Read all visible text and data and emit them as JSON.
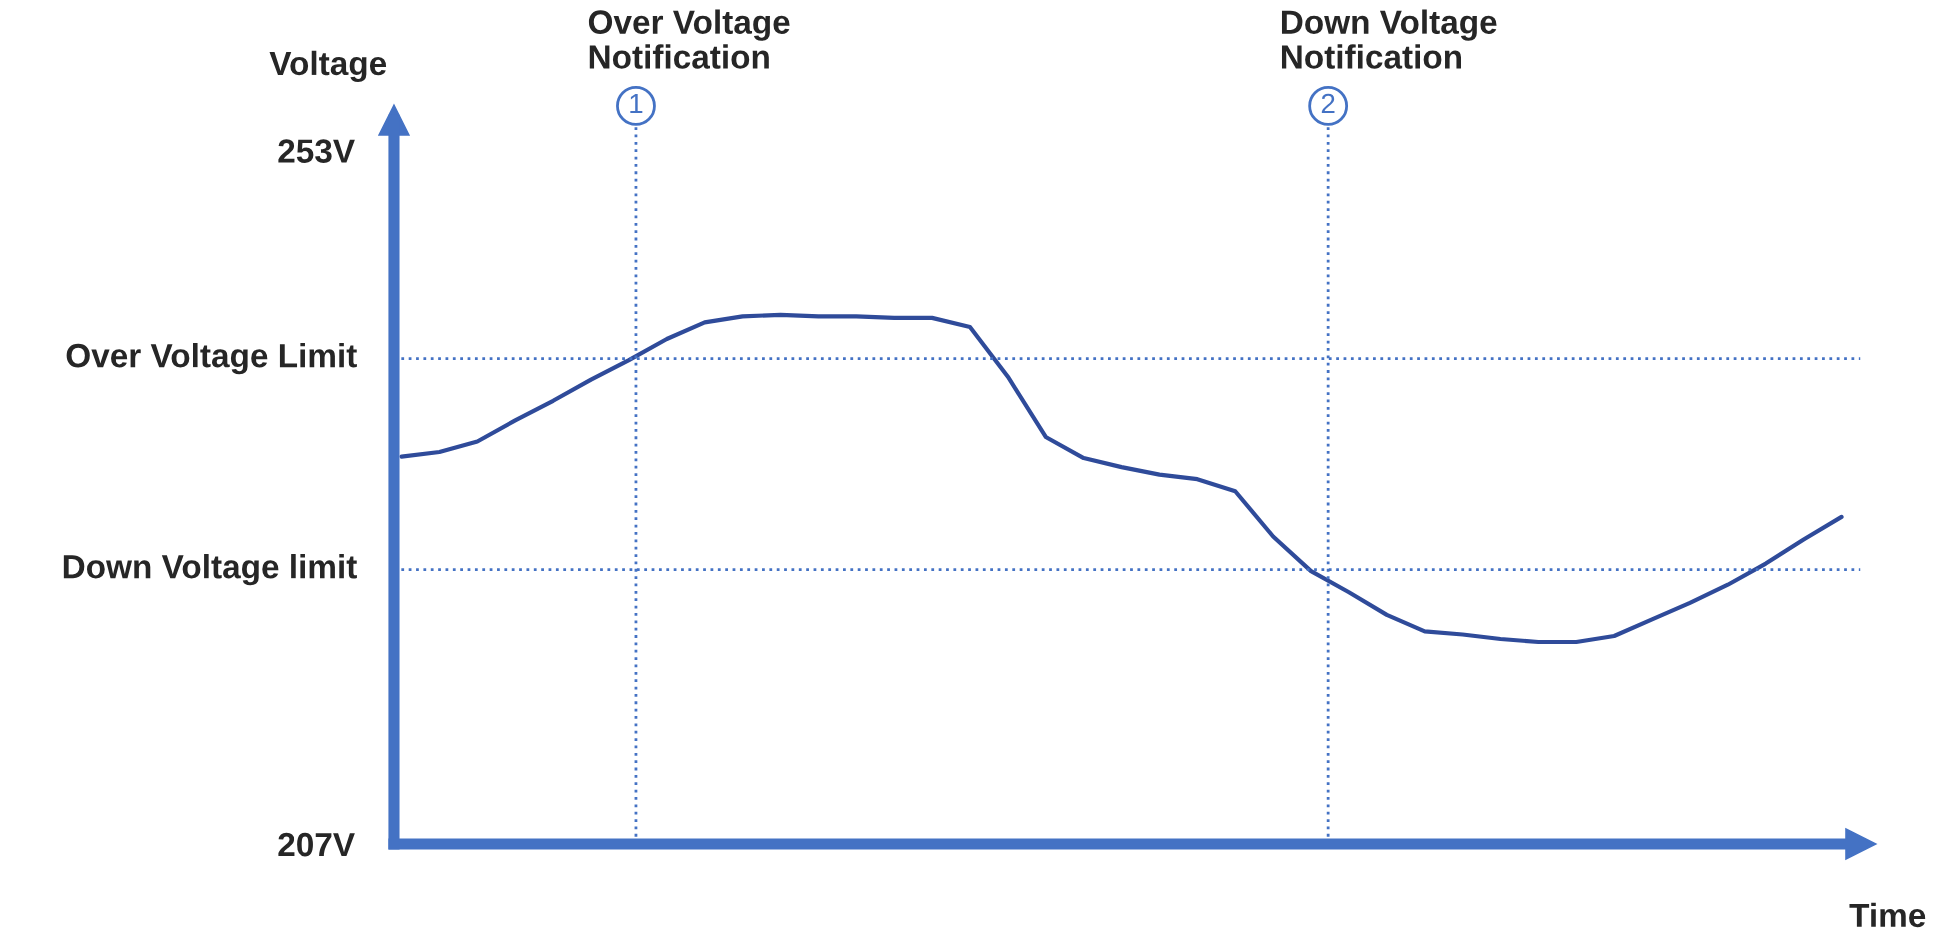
{
  "chart_data": {
    "type": "line",
    "xlabel": "Time",
    "ylabel": "Voltage",
    "categories": [
      null,
      null,
      null,
      null,
      null,
      null,
      null,
      null,
      null,
      null,
      null,
      null,
      null,
      null,
      null,
      null,
      null,
      null,
      null,
      null,
      null,
      null,
      null,
      null,
      null,
      null,
      null,
      null,
      null,
      null,
      null,
      null,
      null,
      null,
      null,
      null,
      null,
      null,
      null
    ],
    "series": [
      {
        "color": "#2f4b9a",
        "values": [
          232.7,
          233.0,
          233.7,
          235.1,
          236.4,
          237.8,
          239.1,
          240.5,
          241.6,
          242.0,
          242.1,
          242.0,
          242.0,
          241.9,
          241.9,
          241.3,
          238.0,
          234.0,
          232.6,
          232.0,
          231.5,
          231.2,
          230.4,
          227.4,
          225.1,
          223.7,
          222.2,
          221.1,
          220.9,
          220.6,
          220.4,
          220.4,
          220.8,
          221.9,
          223.0,
          224.2,
          225.6,
          227.2,
          228.7
        ]
      }
    ],
    "ylim": [
      207,
      255
    ],
    "yticks": [
      {
        "value": 253,
        "label": "253V"
      },
      {
        "value": 207,
        "label": "207V"
      }
    ],
    "grid": false,
    "marker": "none",
    "line_style": "solid",
    "ref_lines": [
      {
        "axis": "y",
        "value": 239.2,
        "label": "Over Voltage Limit",
        "color": "#4472c4",
        "line_style": "dotted"
      },
      {
        "axis": "y",
        "value": 225.2,
        "label": "Down Voltage limit",
        "color": "#4472c4",
        "line_style": "dotted"
      }
    ],
    "annotations": [
      "Over Voltage\nNotification",
      "1",
      "Down Voltage\nNotification",
      "2"
    ]
  }
}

++++++++++++++++++++

* **Exercise details**
In the entries above, find each line with the string "Voltage" and copy it.

* **Written answer**
    "ylabel": "Voltage",
        "label": "Over Voltage Limit",
        "label": "Down Voltage limit",
      "Over Voltage\nNotification",
      "Down Voltage\nNotification",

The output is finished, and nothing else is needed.